* _Exercise instructions_
Edit the rows from the one containing "y-tick-label: 3 (53, 399, 74, 410)" down to the one containing "x-tick-label: 0.10 (118, 566, 155, 587)", replacing each "panel-title" with "panel-heading" and leaving everything else unchanged. Return only those rows.

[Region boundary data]
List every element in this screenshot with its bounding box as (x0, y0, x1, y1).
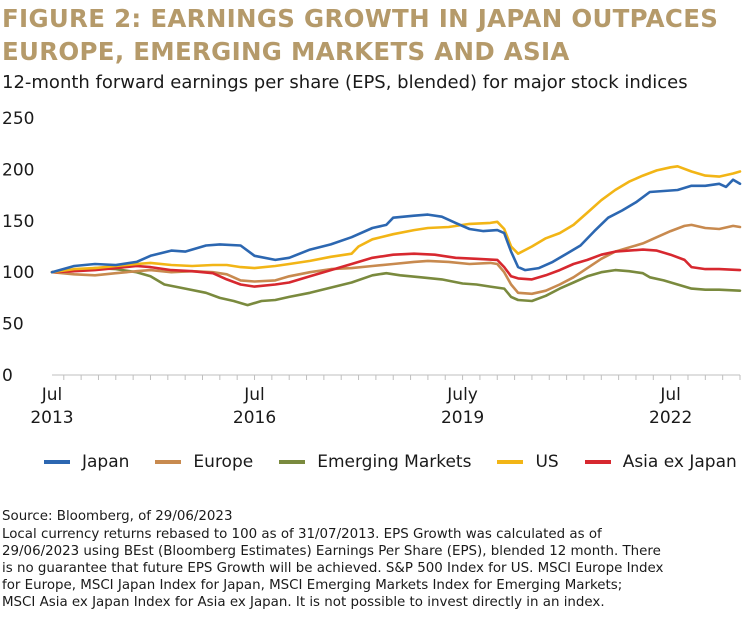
series-line-emerging-markets (50, 266, 742, 307)
legend-item-europe: Europe (155, 452, 253, 472)
x-tick-label-year: 2019 (441, 408, 484, 428)
chart-legend: Japan Europe Emerging Markets US Asia ex Jap… (44, 452, 750, 472)
legend-item-japan: Japan (44, 452, 129, 472)
y-tick-label: 0 (2, 366, 13, 386)
footnote-line: for Europe, MSCI Japan Index for Japan, … (2, 578, 623, 593)
legend-swatch (584, 460, 611, 464)
y-tick-label: 250 (2, 109, 34, 129)
y-tick-label: 50 (2, 315, 24, 335)
footnote-line: MSCI Asia ex Japan Index for Asia ex Jap… (2, 595, 605, 610)
series-lines (50, 165, 742, 307)
y-tick-label: 200 (2, 160, 34, 180)
x-tick-label-month: Jul (41, 385, 63, 405)
x-tick-label-month: July (446, 385, 478, 405)
legend-label: Asia ex Japan (622, 452, 737, 472)
x-tick-label-year: 2022 (649, 408, 692, 428)
legend-swatch (44, 460, 70, 464)
chart-subtitle: 12-month forward earnings per share (EPS… (2, 72, 688, 93)
figure-title-line-2: EUROPE, EMERGING MARKETS AND ASIA (2, 37, 570, 66)
footnote-line: Local currency returns rebased to 100 as… (2, 527, 602, 542)
y-axis: 0 50 100 150 200 250 (2, 109, 34, 386)
legend-label: US (535, 452, 559, 472)
series-line-europe (50, 223, 742, 296)
y-tick-label: 150 (2, 212, 34, 232)
legend-swatch (497, 460, 524, 464)
legend-swatch (279, 460, 306, 464)
x-tick-label-month: Jul (659, 385, 681, 405)
legend-item-asia-ex-japan: Asia ex Japan (584, 452, 737, 472)
x-tick-label-year: 2016 (233, 408, 276, 428)
legend-swatch (155, 460, 182, 464)
series-line-asia-ex-japan (50, 248, 742, 288)
legend-label: Japan (82, 452, 130, 472)
series-line-japan (50, 178, 742, 274)
legend-item-emerging-markets: Emerging Markets (279, 452, 471, 472)
figure-title: FIGURE 2: EARNINGS GROWTH IN JAPAN OUTPA… (2, 2, 742, 68)
x-tick-label-month: Jul (243, 385, 265, 405)
x-axis: Jul 2013 Jul 2016 July 2019 Jul 2022 (30, 374, 741, 428)
source-note: Source: Bloomberg, of 29/06/2023 (2, 509, 233, 524)
series-line-us (50, 165, 742, 274)
y-tick-label: 100 (2, 263, 34, 283)
footnotes: Local currency returns rebased to 100 as… (2, 526, 748, 611)
footnote-line: 29/06/2023 using BEst (Bloomberg Estimat… (2, 544, 661, 559)
footnote-line: is no guarantee that future EPS Growth w… (2, 561, 664, 576)
legend-label: Europe (193, 452, 254, 472)
legend-label: Emerging Markets (317, 452, 472, 472)
x-tick-label-year: 2013 (30, 408, 73, 428)
figure-title-line-1: FIGURE 2: EARNINGS GROWTH IN JAPAN OUTPA… (2, 4, 719, 33)
legend-item-us: US (497, 452, 559, 472)
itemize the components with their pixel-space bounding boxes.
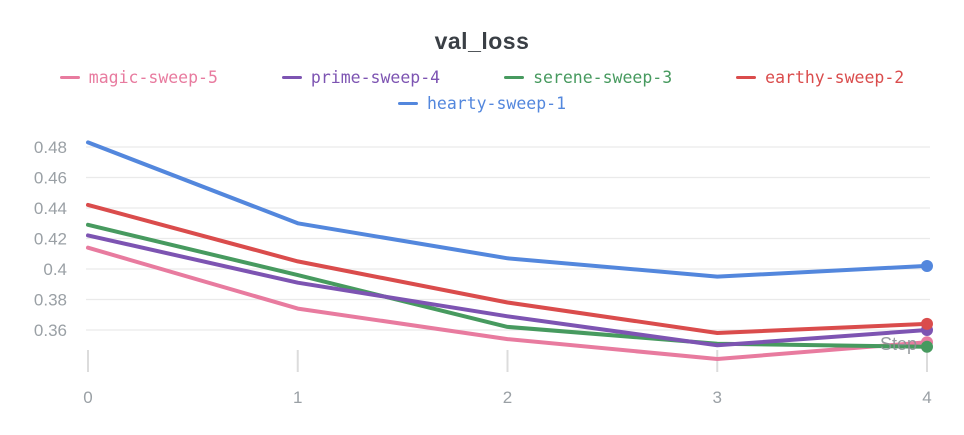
y-tick-label-0.38: 0.38 — [34, 291, 67, 310]
line-earthy-sweep-2[interactable] — [86, 202, 929, 335]
legend-label-serene-sweep-3: serene-sweep-3 — [533, 68, 673, 87]
line-magic-sweep-5[interactable] — [86, 245, 929, 361]
legend-item-hearty-sweep-1[interactable]: hearty-sweep-1 — [397, 94, 567, 113]
x-tick-label-2: 2 — [503, 388, 512, 407]
end-dot-serene-sweep-3[interactable] — [921, 340, 933, 353]
legend-row-2: hearty-sweep-1 — [0, 94, 964, 113]
legend-swatch-magic-sweep-5 — [59, 75, 80, 80]
line-serene-sweep-3[interactable] — [86, 222, 929, 349]
legend-item-serene-sweep-3[interactable]: serene-sweep-3 — [504, 68, 672, 87]
line-hearty-sweep-1[interactable] — [86, 140, 929, 279]
y-tick-label-0.48: 0.48 — [34, 138, 67, 157]
legend-label-magic-sweep-5: magic-sweep-5 — [88, 68, 218, 87]
y-tick-label-0.42: 0.42 — [34, 230, 67, 249]
legend-swatch-serene-sweep-3 — [504, 75, 525, 80]
x-axis-label: Step — [880, 334, 917, 354]
y-tick-label-0.36: 0.36 — [34, 321, 67, 340]
legend-swatch-earthy-sweep-2 — [736, 75, 757, 80]
y-tick-label-0.44: 0.44 — [34, 199, 67, 218]
legend-item-magic-sweep-5[interactable]: magic-sweep-5 — [59, 68, 218, 87]
line-prime-sweep-4[interactable] — [86, 233, 929, 348]
y-tick-label-0.4: 0.4 — [43, 260, 67, 279]
x-tick-label-3: 3 — [713, 388, 722, 407]
y-tick-label-0.46: 0.46 — [34, 169, 67, 188]
end-dot-earthy-sweep-2[interactable] — [921, 317, 933, 330]
legend-label-earthy-sweep-2: earthy-sweep-2 — [765, 68, 905, 87]
x-tick-label-1: 1 — [293, 388, 302, 407]
legend-swatch-hearty-sweep-1 — [397, 101, 418, 106]
x-tick-label-4: 4 — [922, 388, 931, 407]
end-dot-hearty-sweep-1[interactable] — [921, 259, 933, 272]
chart-title: val_loss — [434, 28, 530, 54]
legend-row-1: magic-sweep-5 prime-sweep-4 serene-sweep-3… — [0, 68, 964, 87]
legend-label-hearty-sweep-1: hearty-sweep-1 — [426, 94, 567, 113]
legend-item-prime-sweep-4[interactable]: prime-sweep-4 — [281, 68, 441, 87]
x-tick-label-0: 0 — [83, 388, 92, 407]
legend-label-prime-sweep-4: prime-sweep-4 — [310, 68, 441, 87]
legend-item-earthy-sweep-2[interactable]: earthy-sweep-2 — [736, 68, 904, 87]
legend-swatch-prime-sweep-4 — [281, 75, 302, 80]
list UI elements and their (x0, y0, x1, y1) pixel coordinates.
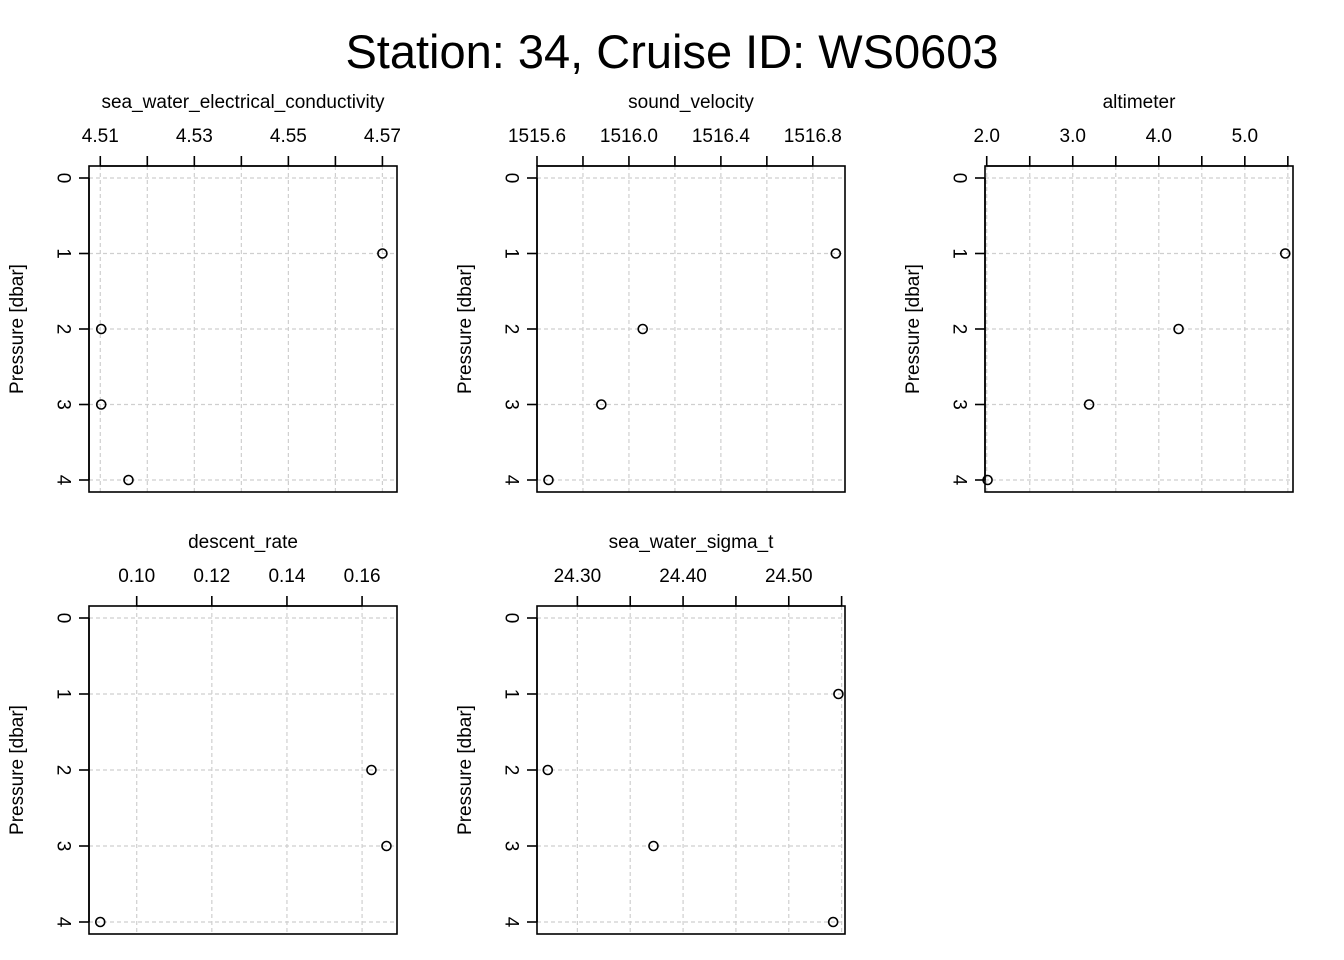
y-tick-label: 3 (53, 399, 74, 410)
data-point (1173, 323, 1184, 335)
data-point (833, 688, 844, 700)
x-tick-label: 1516.4 (692, 126, 751, 147)
y-tick-label: 1 (53, 689, 74, 700)
panel-1: 4.51 4.53 4.55 4.57 0 1 2 3 4 sea_water_electrica… (7, 92, 401, 493)
x-tick-label: 24.30 (554, 566, 602, 587)
data-point (830, 248, 842, 259)
x-tick-label: 0.16 (344, 566, 381, 587)
x-tick-label: 0.12 (193, 566, 230, 587)
y-tick-label: 3 (501, 841, 522, 852)
panel-title: altimeter (1103, 92, 1177, 113)
panel-3: 2.0 3.0 4.0 5.0 0 1 2 3 4 altimeter Pressure [dbar… (903, 92, 1294, 493)
data-point (543, 474, 554, 486)
data-point (1279, 248, 1291, 259)
y-axis-label: Pressure [dbar] (7, 705, 28, 835)
x-tick-label: 24.40 (659, 566, 707, 587)
y-tick-label: 4 (949, 475, 970, 486)
data-point (1083, 399, 1095, 410)
y-tick-label: 4 (53, 917, 74, 928)
panel-title: sea_water_electrical_conductivity (101, 92, 385, 113)
x-tick-label: 3.0 (1060, 126, 1086, 147)
panel-title: descent_rate (188, 532, 298, 553)
data-point (366, 764, 377, 776)
data-point (542, 764, 554, 776)
x-tick-label: 0.10 (118, 566, 155, 587)
y-tick-label: 4 (501, 475, 522, 486)
data-point (95, 323, 107, 335)
y-tick-label: 4 (501, 917, 522, 928)
y-tick-label: 2 (53, 324, 74, 335)
x-tick-label: 1515.6 (508, 126, 566, 147)
x-tick-label: 4.55 (270, 126, 307, 147)
x-tick-label: 4.53 (176, 126, 213, 147)
y-tick-label: 3 (53, 841, 74, 852)
x-tick-label: 1516.8 (784, 126, 842, 147)
data-point (648, 840, 659, 852)
y-axis-label: Pressure [dbar] (7, 264, 28, 394)
panel-2: 1515.6 1516.0 1516.4 1516.8 0 1 2 3 4 sound_veloc… (455, 92, 846, 493)
panel-5: 24.30 24.40 24.50 0 1 2 3 4 sea_water_sigma_t Pre… (455, 532, 846, 935)
panel-4: 0.10 0.12 0.14 0.16 0 1 2 3 4 descent_rate Pressur… (7, 532, 398, 935)
data-point (95, 399, 107, 410)
y-tick-label: 1 (501, 248, 522, 259)
y-tick-label: 0 (501, 173, 522, 184)
y-tick-label: 2 (949, 324, 970, 335)
x-tick-label: 5.0 (1232, 126, 1258, 147)
y-axis-label: Pressure [dbar] (903, 264, 924, 394)
y-tick-label: 0 (53, 173, 74, 184)
panel-title: sea_water_sigma_t (609, 532, 774, 553)
data-point (381, 840, 392, 852)
x-tick-label: 4.0 (1146, 126, 1172, 147)
y-tick-label: 1 (949, 248, 970, 259)
data-point (123, 474, 134, 486)
y-axis-label: Pressure [dbar] (455, 705, 476, 835)
y-tick-label: 0 (949, 173, 970, 184)
x-tick-label: 1516.0 (600, 126, 658, 147)
x-tick-label: 4.57 (364, 126, 401, 147)
y-tick-label: 3 (949, 399, 970, 410)
x-tick-label: 24.50 (765, 566, 813, 587)
y-axis-label: Pressure [dbar] (455, 264, 476, 394)
data-point (982, 474, 993, 486)
x-tick-label: 4.51 (82, 126, 119, 147)
y-tick-label: 2 (53, 765, 74, 776)
data-point (596, 399, 607, 410)
y-tick-label: 0 (53, 613, 74, 624)
y-tick-label: 3 (501, 399, 522, 410)
y-tick-label: 1 (53, 248, 74, 259)
panel-title: sound_velocity (628, 92, 754, 113)
y-tick-label: 1 (501, 689, 522, 700)
y-tick-label: 2 (501, 324, 522, 335)
data-point (94, 916, 106, 928)
data-point (637, 323, 649, 335)
figure-title: Station: 34, Cruise ID: WS0603 (345, 25, 999, 78)
data-point (827, 916, 839, 928)
x-tick-label: 2.0 (974, 126, 1000, 147)
x-tick-label: 0.14 (268, 566, 305, 587)
data-point (377, 248, 388, 259)
y-tick-label: 0 (501, 613, 522, 624)
y-tick-label: 4 (53, 475, 74, 486)
y-tick-label: 2 (501, 765, 522, 776)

* _Complete response_
y-tick-label: 3 (53, 399, 74, 410)
data-point (1173, 323, 1184, 335)
data-point (833, 688, 844, 700)
x-tick-label: 1516.4 (692, 126, 751, 147)
y-tick-label: 1 (53, 689, 74, 700)
panel-1: 4.51 4.53 4.55 4.57 0 1 2 3 4 sea_water_electrica… (7, 92, 401, 493)
x-tick-label: 24.30 (554, 566, 602, 587)
data-point (830, 248, 842, 259)
x-tick-label: 0.16 (344, 566, 381, 587)
x-tick-label: 0.12 (193, 566, 230, 587)
y-tick-label: 3 (501, 841, 522, 852)
panel-heading: altimeter (1103, 92, 1177, 113)
panel-3: 2.0 3.0 4.0 5.0 0 1 2 3 4 altimeter Pressure [dbar… (903, 92, 1294, 493)
data-point (543, 474, 554, 486)
data-point (1279, 248, 1291, 259)
y-axis-label: Pressure [dbar] (7, 705, 28, 835)
x-tick-label: 24.40 (659, 566, 707, 587)
y-tick-label: 4 (949, 475, 970, 486)
data-point (1083, 399, 1095, 410)
y-tick-label: 4 (53, 917, 74, 928)
panel-heading: sea_water_electrical_conductivity (101, 92, 385, 113)
x-tick-label: 3.0 (1060, 126, 1086, 147)
panel-heading: descent_rate (188, 532, 298, 553)
data-point (366, 764, 377, 776)
data-point (542, 764, 554, 776)
x-tick-label: 0.10 (118, 566, 155, 587)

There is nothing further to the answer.